Collected data entries:
────
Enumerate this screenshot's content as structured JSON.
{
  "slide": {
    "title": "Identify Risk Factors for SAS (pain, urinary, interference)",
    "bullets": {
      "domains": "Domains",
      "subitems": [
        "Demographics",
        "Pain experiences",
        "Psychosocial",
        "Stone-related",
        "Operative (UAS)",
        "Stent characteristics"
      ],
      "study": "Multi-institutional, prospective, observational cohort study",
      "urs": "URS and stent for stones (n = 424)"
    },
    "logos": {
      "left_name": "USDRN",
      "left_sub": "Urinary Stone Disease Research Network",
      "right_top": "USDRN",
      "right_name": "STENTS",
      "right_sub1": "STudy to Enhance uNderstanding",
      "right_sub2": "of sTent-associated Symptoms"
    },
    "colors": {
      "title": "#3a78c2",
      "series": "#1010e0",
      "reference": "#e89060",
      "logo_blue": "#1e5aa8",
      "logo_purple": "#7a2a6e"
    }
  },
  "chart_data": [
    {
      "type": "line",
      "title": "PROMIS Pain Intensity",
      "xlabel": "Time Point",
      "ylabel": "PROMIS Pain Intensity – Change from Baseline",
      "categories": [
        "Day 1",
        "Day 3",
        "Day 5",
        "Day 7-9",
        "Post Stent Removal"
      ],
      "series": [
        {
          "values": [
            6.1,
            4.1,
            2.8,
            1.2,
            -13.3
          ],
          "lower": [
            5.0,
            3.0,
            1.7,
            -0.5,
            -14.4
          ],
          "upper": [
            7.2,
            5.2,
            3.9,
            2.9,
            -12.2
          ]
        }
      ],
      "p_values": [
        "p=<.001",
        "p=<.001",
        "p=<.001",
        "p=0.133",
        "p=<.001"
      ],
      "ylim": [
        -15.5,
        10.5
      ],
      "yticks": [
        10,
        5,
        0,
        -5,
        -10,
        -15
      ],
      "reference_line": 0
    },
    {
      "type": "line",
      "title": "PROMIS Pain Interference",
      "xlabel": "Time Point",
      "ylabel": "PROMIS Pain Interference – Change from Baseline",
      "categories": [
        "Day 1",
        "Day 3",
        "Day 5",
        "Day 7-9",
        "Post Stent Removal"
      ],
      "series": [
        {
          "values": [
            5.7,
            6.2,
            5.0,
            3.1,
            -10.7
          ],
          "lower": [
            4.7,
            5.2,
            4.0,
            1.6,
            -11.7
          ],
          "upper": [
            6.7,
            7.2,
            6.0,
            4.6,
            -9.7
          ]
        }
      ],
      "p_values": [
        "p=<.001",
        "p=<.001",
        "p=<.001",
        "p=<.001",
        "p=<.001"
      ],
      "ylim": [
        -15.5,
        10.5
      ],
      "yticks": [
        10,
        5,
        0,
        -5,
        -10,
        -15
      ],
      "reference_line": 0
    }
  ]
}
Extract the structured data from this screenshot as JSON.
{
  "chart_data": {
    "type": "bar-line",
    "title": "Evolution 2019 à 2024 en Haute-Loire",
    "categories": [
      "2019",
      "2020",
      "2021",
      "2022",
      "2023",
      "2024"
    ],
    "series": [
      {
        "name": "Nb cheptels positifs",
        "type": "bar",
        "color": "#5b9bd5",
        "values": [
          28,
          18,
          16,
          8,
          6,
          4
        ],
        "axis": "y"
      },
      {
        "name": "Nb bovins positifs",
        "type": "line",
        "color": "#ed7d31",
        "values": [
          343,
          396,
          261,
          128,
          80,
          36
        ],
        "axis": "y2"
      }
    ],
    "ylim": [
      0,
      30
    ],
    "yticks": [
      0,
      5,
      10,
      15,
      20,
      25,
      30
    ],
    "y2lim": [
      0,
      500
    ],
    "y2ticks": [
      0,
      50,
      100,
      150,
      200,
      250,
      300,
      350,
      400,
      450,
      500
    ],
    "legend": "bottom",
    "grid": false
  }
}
────
# WHAT IS BEING ASKED
Return only the count of lines in the records that hold the word "JSON".

# FINAL RESULT
2